● **Extracted text**:
• • • •
Relative to WT: −, <15 %; +, 15–50 %; ++, 51–75 %; +++, >75 %.

Estimated amount of protein present relative to WT. ?, Results that cannot be clearly interpreted owing to lack of mAb A4 binding.

Fusion activity as a percentage of WT. −, Values <5 % of WT are indicated as being negative.

§

Infectivity as a percentage of WT. −, Values <2 % of WT are indicated as being negative.

To check for stable expression of mutated glycoproteins, lysates of HEK-293T cells transiently transfected with WT and mutant E1E2 were tested by Galanthus nivalis agglutinin (GNA) ELISA for reactivity to anti-E1 and anti-E2 mAbs that recognize linear epitopes. Upon serial dilution of lysates we saw a reasonably constant relationship between the dilution and the signal, showing that the assay was not saturated and that the signal was dependent on the concentration of glycoprotein present in the lysate (not shown). All mutants gave a signal that was at least 50 % of the WT signal observed with E1 mAbs H-111 and/or AP21.010. Similarly, all mutants (except for the negative control mutant in515-STOP) gave a signal that was at least 90 % that of WT with mAb AP33, and at least 65 % that of WT with mAb ALP98 (Table 2). Given that all the transiently expressed mutated glycoproteins were of similar concentration and stability in crude cell lysates, the relative effect of the mutations on structure and function could be analysed in the assays described below.
• • • •
Items excerpted from a collection:
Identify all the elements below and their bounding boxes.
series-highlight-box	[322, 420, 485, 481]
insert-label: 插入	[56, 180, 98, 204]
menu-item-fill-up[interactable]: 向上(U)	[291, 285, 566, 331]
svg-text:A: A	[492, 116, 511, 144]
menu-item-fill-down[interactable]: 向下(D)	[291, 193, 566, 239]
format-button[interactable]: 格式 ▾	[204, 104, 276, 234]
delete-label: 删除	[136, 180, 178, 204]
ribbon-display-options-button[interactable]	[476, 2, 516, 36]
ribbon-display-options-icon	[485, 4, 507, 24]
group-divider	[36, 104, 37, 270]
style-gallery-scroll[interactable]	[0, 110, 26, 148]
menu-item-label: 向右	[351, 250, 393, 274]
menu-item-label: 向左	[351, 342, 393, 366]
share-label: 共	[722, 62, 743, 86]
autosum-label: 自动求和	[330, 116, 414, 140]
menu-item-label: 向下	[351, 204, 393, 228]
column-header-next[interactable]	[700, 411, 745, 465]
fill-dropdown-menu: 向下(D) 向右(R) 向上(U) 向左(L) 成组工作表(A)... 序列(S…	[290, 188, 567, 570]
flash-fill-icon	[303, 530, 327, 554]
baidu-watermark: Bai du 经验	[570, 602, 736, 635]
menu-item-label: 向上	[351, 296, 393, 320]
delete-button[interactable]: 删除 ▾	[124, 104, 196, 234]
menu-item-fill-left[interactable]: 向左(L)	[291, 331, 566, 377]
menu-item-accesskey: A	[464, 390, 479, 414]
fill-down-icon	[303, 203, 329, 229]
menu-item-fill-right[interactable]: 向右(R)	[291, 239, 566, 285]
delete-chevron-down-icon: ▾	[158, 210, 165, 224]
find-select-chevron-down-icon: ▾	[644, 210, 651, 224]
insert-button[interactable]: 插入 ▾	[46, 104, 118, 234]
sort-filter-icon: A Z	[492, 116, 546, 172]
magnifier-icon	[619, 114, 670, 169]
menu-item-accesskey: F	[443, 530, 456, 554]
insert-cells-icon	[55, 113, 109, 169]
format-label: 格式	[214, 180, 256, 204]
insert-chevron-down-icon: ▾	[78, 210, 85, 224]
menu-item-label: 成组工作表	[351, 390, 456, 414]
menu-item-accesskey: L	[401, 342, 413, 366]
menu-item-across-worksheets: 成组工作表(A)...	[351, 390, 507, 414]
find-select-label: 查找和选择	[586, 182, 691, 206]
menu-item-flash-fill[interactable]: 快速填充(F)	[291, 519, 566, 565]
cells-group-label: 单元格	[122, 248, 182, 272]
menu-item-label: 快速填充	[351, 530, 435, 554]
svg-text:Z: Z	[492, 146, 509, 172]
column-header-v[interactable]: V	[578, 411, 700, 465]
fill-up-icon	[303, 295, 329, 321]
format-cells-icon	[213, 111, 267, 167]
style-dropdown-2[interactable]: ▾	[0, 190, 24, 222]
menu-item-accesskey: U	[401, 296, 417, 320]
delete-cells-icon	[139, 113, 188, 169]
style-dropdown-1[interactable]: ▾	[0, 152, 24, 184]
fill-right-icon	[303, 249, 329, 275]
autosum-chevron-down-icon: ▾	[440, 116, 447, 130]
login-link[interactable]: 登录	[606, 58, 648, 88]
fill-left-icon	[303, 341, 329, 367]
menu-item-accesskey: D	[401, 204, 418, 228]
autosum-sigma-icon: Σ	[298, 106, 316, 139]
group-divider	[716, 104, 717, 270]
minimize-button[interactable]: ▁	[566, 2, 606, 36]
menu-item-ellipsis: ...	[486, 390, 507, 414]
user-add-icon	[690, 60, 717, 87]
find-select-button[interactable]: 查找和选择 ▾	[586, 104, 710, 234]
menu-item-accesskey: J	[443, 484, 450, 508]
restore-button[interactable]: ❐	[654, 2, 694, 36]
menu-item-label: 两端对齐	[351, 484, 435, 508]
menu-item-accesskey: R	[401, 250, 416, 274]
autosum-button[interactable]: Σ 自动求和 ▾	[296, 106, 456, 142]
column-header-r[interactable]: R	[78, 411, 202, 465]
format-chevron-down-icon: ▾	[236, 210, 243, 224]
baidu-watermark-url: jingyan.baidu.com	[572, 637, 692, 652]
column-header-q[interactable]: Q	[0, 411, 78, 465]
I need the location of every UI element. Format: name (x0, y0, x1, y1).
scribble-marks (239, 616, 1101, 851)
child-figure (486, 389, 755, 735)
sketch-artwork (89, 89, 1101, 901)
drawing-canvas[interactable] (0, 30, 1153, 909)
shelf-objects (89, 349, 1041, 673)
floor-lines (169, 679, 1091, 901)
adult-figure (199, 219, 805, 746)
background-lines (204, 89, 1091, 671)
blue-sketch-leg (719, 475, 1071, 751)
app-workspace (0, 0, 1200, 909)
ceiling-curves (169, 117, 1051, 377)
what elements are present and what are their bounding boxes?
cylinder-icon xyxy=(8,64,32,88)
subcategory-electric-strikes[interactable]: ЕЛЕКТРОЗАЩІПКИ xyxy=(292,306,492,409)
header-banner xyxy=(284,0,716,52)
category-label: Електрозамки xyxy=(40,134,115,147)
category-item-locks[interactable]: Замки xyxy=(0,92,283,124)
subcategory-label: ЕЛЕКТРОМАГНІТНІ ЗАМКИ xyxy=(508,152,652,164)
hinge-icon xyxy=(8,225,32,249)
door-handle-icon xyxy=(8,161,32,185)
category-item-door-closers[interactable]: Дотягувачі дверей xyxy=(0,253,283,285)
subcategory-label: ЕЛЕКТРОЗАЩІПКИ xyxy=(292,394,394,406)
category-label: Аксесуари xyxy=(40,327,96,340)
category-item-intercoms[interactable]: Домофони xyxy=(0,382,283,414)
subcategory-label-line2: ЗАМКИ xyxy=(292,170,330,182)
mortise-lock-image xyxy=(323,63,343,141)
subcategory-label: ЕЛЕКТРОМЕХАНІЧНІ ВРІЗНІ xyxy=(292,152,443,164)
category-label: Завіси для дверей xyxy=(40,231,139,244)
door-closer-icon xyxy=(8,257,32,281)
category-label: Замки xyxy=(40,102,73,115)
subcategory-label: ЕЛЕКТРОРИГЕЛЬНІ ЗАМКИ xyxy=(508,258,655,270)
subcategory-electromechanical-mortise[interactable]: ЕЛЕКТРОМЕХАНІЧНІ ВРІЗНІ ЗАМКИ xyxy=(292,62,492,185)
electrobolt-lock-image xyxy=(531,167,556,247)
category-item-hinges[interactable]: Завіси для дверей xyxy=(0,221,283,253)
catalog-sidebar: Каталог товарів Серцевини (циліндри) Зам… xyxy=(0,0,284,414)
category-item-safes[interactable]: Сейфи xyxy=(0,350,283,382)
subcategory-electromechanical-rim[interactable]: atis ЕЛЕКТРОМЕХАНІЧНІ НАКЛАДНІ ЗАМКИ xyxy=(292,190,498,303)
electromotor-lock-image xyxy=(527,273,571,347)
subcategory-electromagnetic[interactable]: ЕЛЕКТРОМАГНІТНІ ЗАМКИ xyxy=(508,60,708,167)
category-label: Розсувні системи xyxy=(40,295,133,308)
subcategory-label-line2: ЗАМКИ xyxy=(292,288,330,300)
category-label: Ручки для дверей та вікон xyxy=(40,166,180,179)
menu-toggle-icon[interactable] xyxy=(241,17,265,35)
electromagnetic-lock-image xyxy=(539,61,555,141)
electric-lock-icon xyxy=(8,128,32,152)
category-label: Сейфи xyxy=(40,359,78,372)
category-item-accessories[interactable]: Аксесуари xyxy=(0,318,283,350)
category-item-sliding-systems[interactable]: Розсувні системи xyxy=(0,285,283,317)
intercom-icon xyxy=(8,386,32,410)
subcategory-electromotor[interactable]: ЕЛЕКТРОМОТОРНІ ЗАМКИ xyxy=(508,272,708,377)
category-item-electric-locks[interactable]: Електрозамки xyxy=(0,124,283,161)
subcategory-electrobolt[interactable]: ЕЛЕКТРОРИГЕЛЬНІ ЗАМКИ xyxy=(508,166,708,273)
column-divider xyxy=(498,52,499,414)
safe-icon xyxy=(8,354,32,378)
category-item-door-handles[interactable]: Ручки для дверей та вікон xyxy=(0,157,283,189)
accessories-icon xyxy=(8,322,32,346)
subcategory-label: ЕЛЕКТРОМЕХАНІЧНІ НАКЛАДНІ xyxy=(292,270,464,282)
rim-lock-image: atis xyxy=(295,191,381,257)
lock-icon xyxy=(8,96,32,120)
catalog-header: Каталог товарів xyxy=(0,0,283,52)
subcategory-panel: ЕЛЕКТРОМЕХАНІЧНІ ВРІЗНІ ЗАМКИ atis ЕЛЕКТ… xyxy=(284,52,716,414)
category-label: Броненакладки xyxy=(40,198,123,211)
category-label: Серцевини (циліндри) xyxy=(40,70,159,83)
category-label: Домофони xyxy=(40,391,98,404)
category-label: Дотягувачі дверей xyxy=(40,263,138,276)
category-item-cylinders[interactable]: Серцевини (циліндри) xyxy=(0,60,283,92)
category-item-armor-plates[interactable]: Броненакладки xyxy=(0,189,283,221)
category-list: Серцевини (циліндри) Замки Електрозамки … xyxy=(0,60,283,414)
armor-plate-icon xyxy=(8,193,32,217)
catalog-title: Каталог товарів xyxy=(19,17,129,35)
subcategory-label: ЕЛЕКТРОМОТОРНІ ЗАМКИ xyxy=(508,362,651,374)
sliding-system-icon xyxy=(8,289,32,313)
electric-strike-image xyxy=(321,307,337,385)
• • • •
● **Instructions**:
**a.** Name every monoclonal antibody (mAb) that the glycoprotein expression text mentions.
**b.** In the glycoprotein expression text, why could the effect of the mutations on structure and function be compared across mutants in the later assays?
**c.** Resume the glycoprotein expression text after its last sentence.

● **List of answers**:
**a.** A4, H-111, AP21.010, AP33, ALP98

**b.** The lysate tests showed that all the transiently expressed mutated glycoproteins had similar concentration and stability. This allowed the relative effect of the mutations on structure and function to be analyzed.

**c.**
Antigenic analysis of mutated E1E2 reveals a strong folding determinant in the E2 glycoprotein

To analyse the influence of insertions on protein folding, lysates of HEK-293T cells transiently transfected with WT and mutant E1E2 were tested by GNA ELISA for reactivity with conformation-sensitive murine anti-E2 mAbs H35, H48 and H53, and human anti-E2 mAbs CBH-4B, CBH-4D, CBH-4G, CBH-5 and CBH-7. The concentration of each lysate was normalized on the basis of reactivity with mAbs AP33 and ALP98. Several mutants were clearly much less reactive with the conformation-sensitive mAbs than WT. To stringently define the mutations that had the greatest effect, the data were analysed statistically and those where P<0.01 were considered to be significant.

The most striking result was that four consecutive mutants in the region between amino acid residues 611 and 631 were not recognized by any of the conformation-sensitive mAbs (Fig. 2 and Table 2), which shows that these mutants were misfolded. This region is highly conserved in different HCV genotypes and has been implicated in dimerization (Yagnik et al., 2000), CD81 binding (Roccasecca et al., 2003; Rothwangl et al., 2008), membrane fusion (Lavillette et al., 2007), binding of conformation-sensitive mAbs and infectivity (Iacob et al., 2008; Rothwangl et al., 2008). A new model of the tertiary structure of E2 assigns amino acid residues 581–651 to a distinct structural domain (DIII) stabilized by two long-range disulphide bonds, C597–C620 and C607–C644 (Krey et al., 2010, reproduced in Fig. 6). We propose that the region bounded by these disulphide bonds comprises a critical folding determinant whose structure is essential for the correct folding and functioning of E2.

Fig. 2.

Fig. 2.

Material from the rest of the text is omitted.